# Record set
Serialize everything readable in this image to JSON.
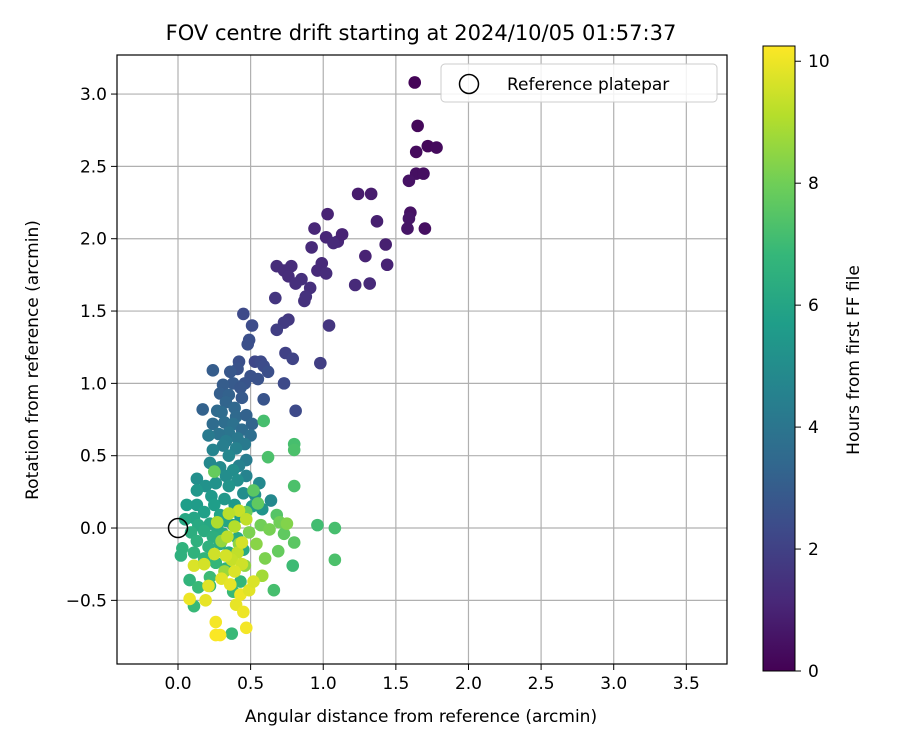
{
  "chart_data": {
    "type": "scatter",
    "title": "FOV centre drift starting at 2024/10/05 01:57:37",
    "xlabel": "Angular distance from reference (arcmin)",
    "ylabel": "Rotation from reference (arcmin)",
    "xlim": [
      -0.42,
      3.78
    ],
    "ylim": [
      -0.94,
      3.27
    ],
    "xticks": [
      0.0,
      0.5,
      1.0,
      1.5,
      2.0,
      2.5,
      3.0,
      3.5
    ],
    "xtick_labels": [
      "0.0",
      "0.5",
      "1.0",
      "1.5",
      "2.0",
      "2.5",
      "3.0",
      "3.5"
    ],
    "yticks": [
      -0.5,
      0.0,
      0.5,
      1.0,
      1.5,
      2.0,
      2.5,
      3.0
    ],
    "ytick_labels": [
      "−0.5",
      "0.0",
      "0.5",
      "1.0",
      "1.5",
      "2.0",
      "2.5",
      "3.0"
    ],
    "grid": true,
    "legend": {
      "placement": "upper right",
      "entry": "Reference platepar"
    },
    "reference_point": {
      "x": 0.0,
      "y": 0.0
    },
    "colorbar": {
      "label": "Hours from first FF file",
      "range": [
        0,
        10.25
      ],
      "ticks": [
        0,
        2,
        4,
        6,
        8,
        10
      ],
      "tick_labels": [
        "0",
        "2",
        "4",
        "6",
        "8",
        "10"
      ],
      "colormap": [
        "#440154",
        "#482878",
        "#3e4989",
        "#31688e",
        "#26828e",
        "#1f9e89",
        "#35b779",
        "#6ece58",
        "#b5de2b",
        "#fde725"
      ]
    },
    "series": [
      {
        "points": [
          [
            1.63,
            3.08,
            0.1
          ],
          [
            1.65,
            2.78,
            0.2
          ],
          [
            1.64,
            2.6,
            0.3
          ],
          [
            1.72,
            2.64,
            0.2
          ],
          [
            1.78,
            2.63,
            0.3
          ],
          [
            1.64,
            2.45,
            0.4
          ],
          [
            1.69,
            2.45,
            0.4
          ],
          [
            1.59,
            2.4,
            0.5
          ],
          [
            1.6,
            2.18,
            0.5
          ],
          [
            1.59,
            2.14,
            0.6
          ],
          [
            1.58,
            2.07,
            0.6
          ],
          [
            1.7,
            2.07,
            0.4
          ],
          [
            1.24,
            2.31,
            0.8
          ],
          [
            1.33,
            2.31,
            0.8
          ],
          [
            1.03,
            2.17,
            1.0
          ],
          [
            1.37,
            2.12,
            0.9
          ],
          [
            0.94,
            2.07,
            1.1
          ],
          [
            1.02,
            2.01,
            1.1
          ],
          [
            1.1,
            1.98,
            1.1
          ],
          [
            1.13,
            2.03,
            1.0
          ],
          [
            1.07,
            1.97,
            1.2
          ],
          [
            1.43,
            1.96,
            0.9
          ],
          [
            0.92,
            1.94,
            1.2
          ],
          [
            1.29,
            1.88,
            1.0
          ],
          [
            0.99,
            1.83,
            1.2
          ],
          [
            0.96,
            1.78,
            1.2
          ],
          [
            0.68,
            1.81,
            1.3
          ],
          [
            0.78,
            1.81,
            1.3
          ],
          [
            0.73,
            1.78,
            1.3
          ],
          [
            1.02,
            1.76,
            1.3
          ],
          [
            0.76,
            1.74,
            1.3
          ],
          [
            0.85,
            1.72,
            1.4
          ],
          [
            0.81,
            1.69,
            1.4
          ],
          [
            0.91,
            1.66,
            1.4
          ],
          [
            1.22,
            1.68,
            1.2
          ],
          [
            1.32,
            1.69,
            1.2
          ],
          [
            1.44,
            1.82,
            1.0
          ],
          [
            0.88,
            1.6,
            1.5
          ],
          [
            0.87,
            1.57,
            1.5
          ],
          [
            0.67,
            1.59,
            1.6
          ],
          [
            0.76,
            1.44,
            1.7
          ],
          [
            1.04,
            1.4,
            1.6
          ],
          [
            0.73,
            1.42,
            1.8
          ],
          [
            0.68,
            1.37,
            1.9
          ],
          [
            0.98,
            1.14,
            1.9
          ],
          [
            0.45,
            1.48,
            2.3
          ],
          [
            0.51,
            1.4,
            2.4
          ],
          [
            0.49,
            1.3,
            2.5
          ],
          [
            0.48,
            1.27,
            2.5
          ],
          [
            0.74,
            1.21,
            2.0
          ],
          [
            0.79,
            1.17,
            2.1
          ],
          [
            0.53,
            1.15,
            2.2
          ],
          [
            0.57,
            1.15,
            2.3
          ],
          [
            0.59,
            1.12,
            2.4
          ],
          [
            0.42,
            1.15,
            2.5
          ],
          [
            0.41,
            1.1,
            2.6
          ],
          [
            0.24,
            1.09,
            3.0
          ],
          [
            0.36,
            1.08,
            2.8
          ],
          [
            0.5,
            1.05,
            2.6
          ],
          [
            0.62,
            1.08,
            2.5
          ],
          [
            0.55,
            1.03,
            2.6
          ],
          [
            0.46,
            1.0,
            2.7
          ],
          [
            0.38,
            1.0,
            2.9
          ],
          [
            0.31,
            0.99,
            3.0
          ],
          [
            0.73,
            1.0,
            2.3
          ],
          [
            0.43,
            0.97,
            2.8
          ],
          [
            0.29,
            0.93,
            3.1
          ],
          [
            0.35,
            0.92,
            3.2
          ],
          [
            0.44,
            0.9,
            2.9
          ],
          [
            0.59,
            0.89,
            2.7
          ],
          [
            0.33,
            0.87,
            3.3
          ],
          [
            0.39,
            0.83,
            3.4
          ],
          [
            0.27,
            0.81,
            3.5
          ],
          [
            0.17,
            0.82,
            3.2
          ],
          [
            0.3,
            0.8,
            3.6
          ],
          [
            0.81,
            0.81,
            2.3
          ],
          [
            0.4,
            0.77,
            3.5
          ],
          [
            0.47,
            0.78,
            3.2
          ],
          [
            0.51,
            0.72,
            3.3
          ],
          [
            0.32,
            0.73,
            3.7
          ],
          [
            0.38,
            0.72,
            3.8
          ],
          [
            0.24,
            0.72,
            3.6
          ],
          [
            0.44,
            0.68,
            3.6
          ],
          [
            0.35,
            0.66,
            4.0
          ],
          [
            0.28,
            0.65,
            3.9
          ],
          [
            0.5,
            0.64,
            3.7
          ],
          [
            0.41,
            0.62,
            4.1
          ],
          [
            0.21,
            0.64,
            4.2
          ],
          [
            0.33,
            0.6,
            4.3
          ],
          [
            0.46,
            0.58,
            4.2
          ],
          [
            0.31,
            0.57,
            4.4
          ],
          [
            0.4,
            0.55,
            4.5
          ],
          [
            0.24,
            0.54,
            4.6
          ],
          [
            0.35,
            0.5,
            4.7
          ],
          [
            0.47,
            0.47,
            4.3
          ],
          [
            0.42,
            0.43,
            4.5
          ],
          [
            0.22,
            0.45,
            4.8
          ],
          [
            0.29,
            0.42,
            4.9
          ],
          [
            0.38,
            0.4,
            5.0
          ],
          [
            0.13,
            0.34,
            5.1
          ],
          [
            0.33,
            0.36,
            5.0
          ],
          [
            0.47,
            0.36,
            4.6
          ],
          [
            0.41,
            0.33,
            5.1
          ],
          [
            0.26,
            0.31,
            5.2
          ],
          [
            0.56,
            0.31,
            4.8
          ],
          [
            0.19,
            0.29,
            5.2
          ],
          [
            0.35,
            0.29,
            5.3
          ],
          [
            0.13,
            0.26,
            5.4
          ],
          [
            0.45,
            0.24,
            5.0
          ],
          [
            0.53,
            0.23,
            5.1
          ],
          [
            0.23,
            0.22,
            5.5
          ],
          [
            0.32,
            0.2,
            5.4
          ],
          [
            0.64,
            0.19,
            4.8
          ],
          [
            0.06,
            0.16,
            5.7
          ],
          [
            0.13,
            0.16,
            5.6
          ],
          [
            0.25,
            0.16,
            5.7
          ],
          [
            0.39,
            0.16,
            5.5
          ],
          [
            0.51,
            0.15,
            5.6
          ],
          [
            0.58,
            0.13,
            5.3
          ],
          [
            0.18,
            0.11,
            5.8
          ],
          [
            0.29,
            0.09,
            5.9
          ],
          [
            0.43,
            0.08,
            5.7
          ],
          [
            0.11,
            0.07,
            6.0
          ],
          [
            0.05,
            0.06,
            6.1
          ],
          [
            0.33,
            0.05,
            6.0
          ],
          [
            0.22,
            0.03,
            6.1
          ],
          [
            0.14,
            0.02,
            6.2
          ],
          [
            0.38,
            0.02,
            6.0
          ],
          [
            0.27,
            0.0,
            6.2
          ],
          [
            0.18,
            -0.02,
            6.3
          ],
          [
            0.09,
            -0.03,
            6.4
          ],
          [
            0.31,
            -0.04,
            6.3
          ],
          [
            0.24,
            -0.06,
            6.4
          ],
          [
            0.41,
            -0.07,
            6.2
          ],
          [
            0.13,
            -0.09,
            6.5
          ],
          [
            0.29,
            -0.11,
            6.4
          ],
          [
            0.21,
            -0.13,
            6.5
          ],
          [
            0.03,
            -0.14,
            6.6
          ],
          [
            0.02,
            -0.19,
            6.5
          ],
          [
            0.11,
            -0.17,
            6.6
          ],
          [
            0.35,
            -0.17,
            6.3
          ],
          [
            0.45,
            -0.15,
            6.2
          ],
          [
            0.18,
            -0.21,
            6.7
          ],
          [
            0.26,
            -0.24,
            6.8
          ],
          [
            0.08,
            -0.36,
            6.7
          ],
          [
            0.14,
            -0.41,
            6.9
          ],
          [
            0.22,
            -0.4,
            6.8
          ],
          [
            0.33,
            -0.28,
            6.6
          ],
          [
            0.38,
            -0.44,
            6.9
          ],
          [
            0.11,
            -0.54,
            6.9
          ],
          [
            0.22,
            -0.34,
            7.0
          ],
          [
            0.37,
            -0.73,
            6.9
          ],
          [
            0.43,
            -0.37,
            6.8
          ],
          [
            0.59,
            0.74,
            7.2
          ],
          [
            0.62,
            0.49,
            7.3
          ],
          [
            0.8,
            0.58,
            7.2
          ],
          [
            0.8,
            0.54,
            7.3
          ],
          [
            0.8,
            0.29,
            7.3
          ],
          [
            0.96,
            0.02,
            7.1
          ],
          [
            1.08,
            0.0,
            7.2
          ],
          [
            1.08,
            -0.22,
            7.3
          ],
          [
            0.79,
            -0.26,
            7.0
          ],
          [
            0.66,
            -0.43,
            7.2
          ],
          [
            0.52,
            0.26,
            7.6
          ],
          [
            0.25,
            0.39,
            7.8
          ],
          [
            0.55,
            0.17,
            7.7
          ],
          [
            0.68,
            0.09,
            7.5
          ],
          [
            0.73,
            -0.04,
            7.7
          ],
          [
            0.8,
            -0.1,
            7.6
          ],
          [
            0.69,
            -0.16,
            7.8
          ],
          [
            0.47,
            0.11,
            7.9
          ],
          [
            0.57,
            0.02,
            8.0
          ],
          [
            0.63,
            -0.01,
            8.1
          ],
          [
            0.49,
            -0.03,
            8.2
          ],
          [
            0.7,
            0.04,
            8.0
          ],
          [
            0.75,
            0.03,
            8.3
          ],
          [
            0.54,
            -0.11,
            8.4
          ],
          [
            0.6,
            -0.21,
            8.2
          ],
          [
            0.42,
            -0.11,
            8.5
          ],
          [
            0.3,
            -0.09,
            8.6
          ],
          [
            0.46,
            -0.26,
            8.5
          ],
          [
            0.32,
            -0.3,
            8.7
          ],
          [
            0.58,
            -0.33,
            8.8
          ],
          [
            0.27,
            0.04,
            9.0
          ],
          [
            0.39,
            0.01,
            9.1
          ],
          [
            0.34,
            -0.06,
            9.2
          ],
          [
            0.41,
            -0.17,
            9.3
          ],
          [
            0.37,
            -0.22,
            9.4
          ],
          [
            0.44,
            -0.25,
            9.5
          ],
          [
            0.33,
            -0.19,
            9.6
          ],
          [
            0.39,
            -0.3,
            9.7
          ],
          [
            0.3,
            -0.35,
            9.8
          ],
          [
            0.36,
            -0.39,
            9.9
          ],
          [
            0.43,
            -0.46,
            10.0
          ],
          [
            0.4,
            -0.53,
            9.9
          ],
          [
            0.45,
            -0.58,
            10.0
          ],
          [
            0.47,
            -0.69,
            10.1
          ],
          [
            0.26,
            -0.74,
            10.2
          ],
          [
            0.29,
            -0.74,
            10.2
          ],
          [
            0.26,
            -0.65,
            10.1
          ],
          [
            0.08,
            -0.49,
            10.0
          ],
          [
            0.19,
            -0.5,
            9.9
          ],
          [
            0.21,
            -0.4,
            9.8
          ],
          [
            0.11,
            -0.26,
            9.7
          ],
          [
            0.18,
            -0.25,
            9.6
          ],
          [
            0.25,
            -0.18,
            9.5
          ],
          [
            0.49,
            -0.43,
            9.8
          ],
          [
            0.42,
            0.12,
            9.4
          ],
          [
            0.35,
            0.1,
            9.2
          ],
          [
            0.47,
            0.06,
            9.3
          ],
          [
            0.44,
            -0.1,
            9.6
          ],
          [
            0.52,
            -0.37,
            9.7
          ]
        ]
      }
    ]
  }
}
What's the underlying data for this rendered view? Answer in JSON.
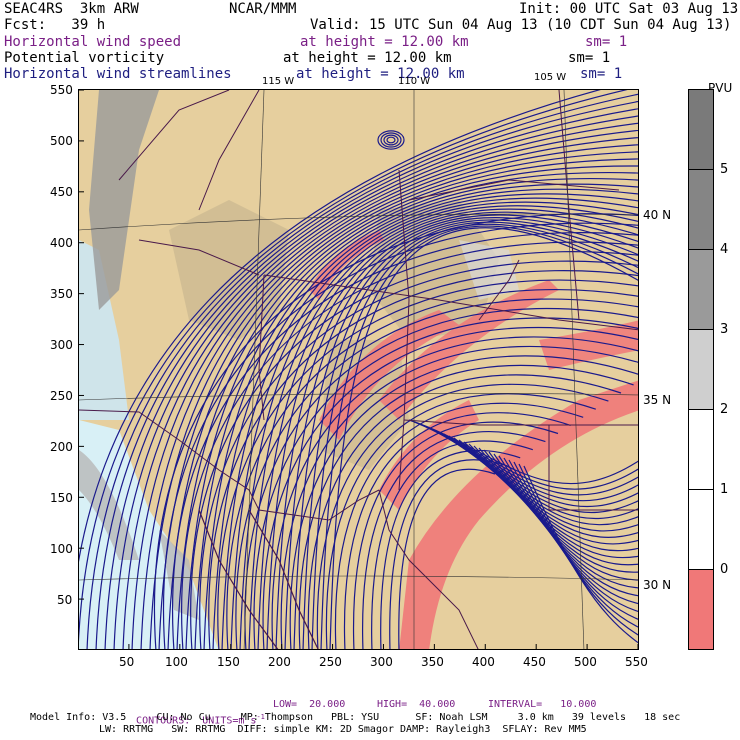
{
  "header": {
    "line1_left": "SEAC4RS  3km ARW",
    "line1_center": "NCAR/MMM",
    "line1_right": "Init: 00 UTC Sat 03 Aug 13",
    "line2_left": "Fcst:   39 h",
    "line2_right": "Valid: 15 UTC Sun 04 Aug 13 (10 CDT Sun 04 Aug 13)",
    "fields": [
      {
        "name": "Horizontal wind speed",
        "height": "at height = 12.00 km",
        "sm": "sm= 1",
        "color": "#7a1f86"
      },
      {
        "name": "Potential vorticity",
        "height": "at height = 12.00 km",
        "sm": "sm= 1",
        "color": "#000000"
      },
      {
        "name": "Horizontal wind streamlines",
        "height": "at height = 12.00 km",
        "sm": "sm= 1",
        "color": "#1e1e80"
      }
    ]
  },
  "axes": {
    "x_ticks": [
      "50",
      "100",
      "150",
      "200",
      "250",
      "300",
      "350",
      "400",
      "450",
      "500",
      "550"
    ],
    "y_ticks": [
      "50",
      "100",
      "150",
      "200",
      "250",
      "300",
      "350",
      "400",
      "450",
      "500",
      "550"
    ],
    "lat_labels": [
      "40 N",
      "35 N",
      "30 N"
    ],
    "lon_labels": [
      "115 W",
      "110 W",
      "105 W"
    ]
  },
  "colorbar": {
    "unit": "PVU",
    "labels": [
      "5",
      "4",
      "3",
      "2",
      "1",
      "0"
    ],
    "colors": [
      "#7a7a7a",
      "#9a9a9a",
      "#bdbdbd",
      "#d8d8d8",
      "#ffffff",
      "#ffffff",
      "#f07878"
    ]
  },
  "footer": {
    "contours": "CONTOURS:  UNITS=m s",
    "contours_exp": "-1",
    "low": "LOW=  20.000",
    "high": "HIGH=  40.000",
    "interval": "INTERVAL=   10.000",
    "line1": "Model Info: V3.5     CU: No Cu     MP: Thompson   PBL: YSU      SF: Noah LSM     3.0 km   39 levels   18 sec",
    "line2": "LW: RRTMG   SW: RRTMG  DIFF: simple KM: 2D Smagor DAMP: Rayleigh3  SFLAY: Rev MM5"
  },
  "colors": {
    "terrain": "#e8d4a8",
    "ocean": "#d8f0f6",
    "streamline": "#1a1a8c",
    "state_border": "#5a1a5a",
    "pv_high": "#f07878",
    "pv_gray": "#b8b8b8"
  }
}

# What is asked
Filter the listing for the word "arcmin" and copy every line that holds it.

# Final result
    "xlabel": "Angular distance from reference (arcmin)",
    "ylabel": "Rotation from reference (arcmin)",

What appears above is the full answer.